Your objective ->
Output, please, every line from the line that holds "Transcribe the text in this document." to the end, exactly as written.

Extracted information ->
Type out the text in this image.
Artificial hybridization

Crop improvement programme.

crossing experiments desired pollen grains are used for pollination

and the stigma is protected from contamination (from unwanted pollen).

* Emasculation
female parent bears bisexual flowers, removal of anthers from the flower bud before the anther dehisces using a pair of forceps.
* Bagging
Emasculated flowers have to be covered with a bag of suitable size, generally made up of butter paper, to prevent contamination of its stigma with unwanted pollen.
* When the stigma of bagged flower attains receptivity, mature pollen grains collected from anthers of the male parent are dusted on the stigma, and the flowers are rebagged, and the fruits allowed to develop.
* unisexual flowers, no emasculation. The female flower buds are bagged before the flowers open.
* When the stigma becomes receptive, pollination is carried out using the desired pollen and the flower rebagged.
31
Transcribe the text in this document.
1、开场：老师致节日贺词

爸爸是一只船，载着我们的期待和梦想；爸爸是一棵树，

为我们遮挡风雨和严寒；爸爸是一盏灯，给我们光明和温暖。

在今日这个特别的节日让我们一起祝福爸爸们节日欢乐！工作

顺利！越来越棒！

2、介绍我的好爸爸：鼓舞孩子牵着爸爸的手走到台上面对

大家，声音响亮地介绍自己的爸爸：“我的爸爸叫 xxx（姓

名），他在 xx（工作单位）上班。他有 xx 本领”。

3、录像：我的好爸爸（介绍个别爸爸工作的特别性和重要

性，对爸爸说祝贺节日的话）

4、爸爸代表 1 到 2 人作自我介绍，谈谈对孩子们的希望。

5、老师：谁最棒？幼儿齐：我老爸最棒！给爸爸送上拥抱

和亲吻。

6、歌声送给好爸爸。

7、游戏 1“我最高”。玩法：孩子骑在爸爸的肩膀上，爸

Answer ->
Transcribe the text in this document.
1、开场：老师致节日贺词

爸爸是一只船，载着我们的期待和梦想；爸爸是一棵树，

为我们遮挡风雨和严寒；爸爸是一盏灯，给我们光明和温暖。

在今日这个特别的节日让我们一起祝福爸爸们节日欢乐！工作

顺利！越来越棒！

2、介绍我的好爸爸：鼓舞孩子牵着爸爸的手走到台上面对

大家，声音响亮地介绍自己的爸爸：“我的爸爸叫 xxx（姓

名），他在 xx（工作单位）上班。他有 xx 本领”。

3、录像：我的好爸爸（介绍个别爸爸工作的特别性和重要

性，对爸爸说祝贺节日的话）

4、爸爸代表 1 到 2 人作自我介绍，谈谈对孩子们的希望。

5、老师：谁最棒？幼儿齐：我老爸最棒！给爸爸送上拥抱

和亲吻。

6、歌声送给好爸爸。

7、游戏 1“我最高”。玩法：孩子骑在爸爸的肩膀上，爸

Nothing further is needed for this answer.